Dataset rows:
....

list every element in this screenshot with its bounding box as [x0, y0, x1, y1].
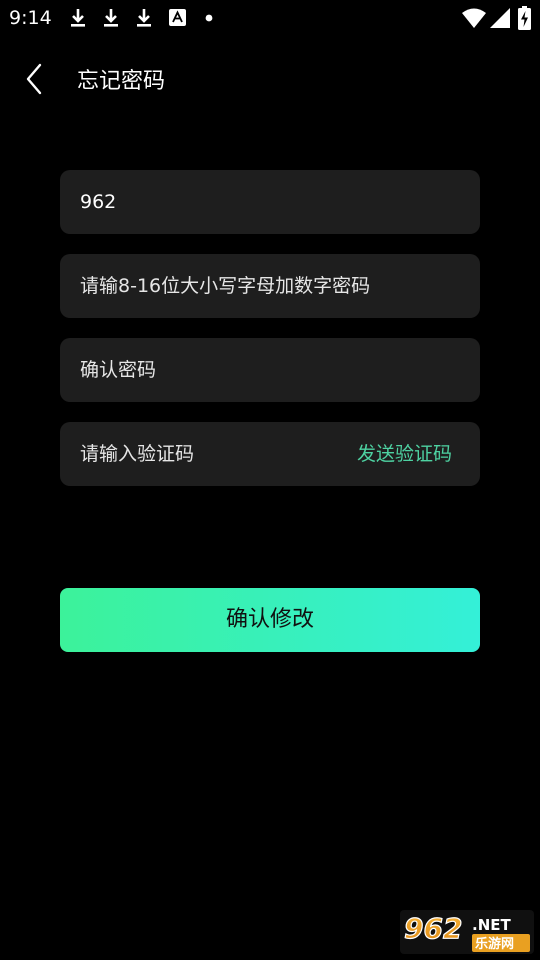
status-time: 9:14: [9, 7, 52, 29]
svg-text:962: 962: [404, 912, 462, 945]
font-app-icon: [169, 9, 186, 26]
back-button[interactable]: [14, 58, 54, 104]
svg-text:乐游网: 乐游网: [475, 936, 514, 952]
send-code-button[interactable]: 发送验证码: [357, 422, 452, 486]
chevron-left-icon: [24, 63, 44, 99]
status-bar: 9:14: [0, 0, 540, 36]
header: 忘记密码: [0, 50, 540, 112]
download-icon: [68, 7, 88, 29]
wifi-icon: [462, 8, 486, 28]
watermark-logo: 962 .NET 乐游网: [400, 908, 536, 956]
svg-text:.NET: .NET: [472, 916, 511, 934]
page-title: 忘记密码: [77, 69, 166, 94]
confirm-password-input[interactable]: [80, 338, 460, 402]
dot-icon: [205, 14, 213, 22]
phone-input[interactable]: [80, 170, 460, 234]
download-icon: [101, 7, 121, 29]
confirm-password-field-container: [60, 338, 480, 402]
password-field-container: [60, 254, 480, 318]
verification-code-field-container: 发送验证码: [60, 422, 480, 486]
download-icon: [134, 7, 154, 29]
signal-icon: [490, 8, 510, 28]
confirm-change-button[interactable]: 确认修改: [60, 588, 480, 652]
battery-charging-icon: [518, 6, 531, 30]
phone-field-container: [60, 170, 480, 234]
verification-code-input[interactable]: [80, 422, 330, 486]
password-input[interactable]: [80, 254, 460, 318]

....

Copy the lines of the data above without any changes, starting at the line that contains "status-time: 9:14: [9, 7, 52, 29]" and stopping after the line that contains "phone-field-container: [60, 170, 480, 234]".

status-time: 9:14: [9, 7, 52, 29]
svg-text:962: 962: [404, 912, 462, 945]
font-app-icon: [169, 9, 186, 26]
back-button[interactable]: [14, 58, 54, 104]
svg-text:乐游网: 乐游网: [475, 936, 514, 952]
send-code-button[interactable]: 发送验证码: [357, 422, 452, 486]
chevron-left-icon: [24, 63, 44, 99]
status-bar: 9:14: [0, 0, 540, 36]
header: 忘记密码: [0, 50, 540, 112]
download-icon: [68, 7, 88, 29]
wifi-icon: [462, 8, 486, 28]
watermark-logo: 962 .NET 乐游网: [400, 908, 536, 956]
svg-text:.NET: .NET: [472, 916, 511, 934]
page-title: 忘记密码: [77, 69, 166, 94]
confirm-password-input[interactable]: [80, 338, 460, 402]
dot-icon: [205, 14, 213, 22]
phone-input[interactable]: [80, 170, 460, 234]
download-icon: [101, 7, 121, 29]
confirm-password-field-container: [60, 338, 480, 402]
password-field-container: [60, 254, 480, 318]
verification-code-field-container: 发送验证码: [60, 422, 480, 486]
download-icon: [134, 7, 154, 29]
signal-icon: [490, 8, 510, 28]
confirm-change-button[interactable]: 确认修改: [60, 588, 480, 652]
battery-charging-icon: [518, 6, 531, 30]
phone-field-container: [60, 170, 480, 234]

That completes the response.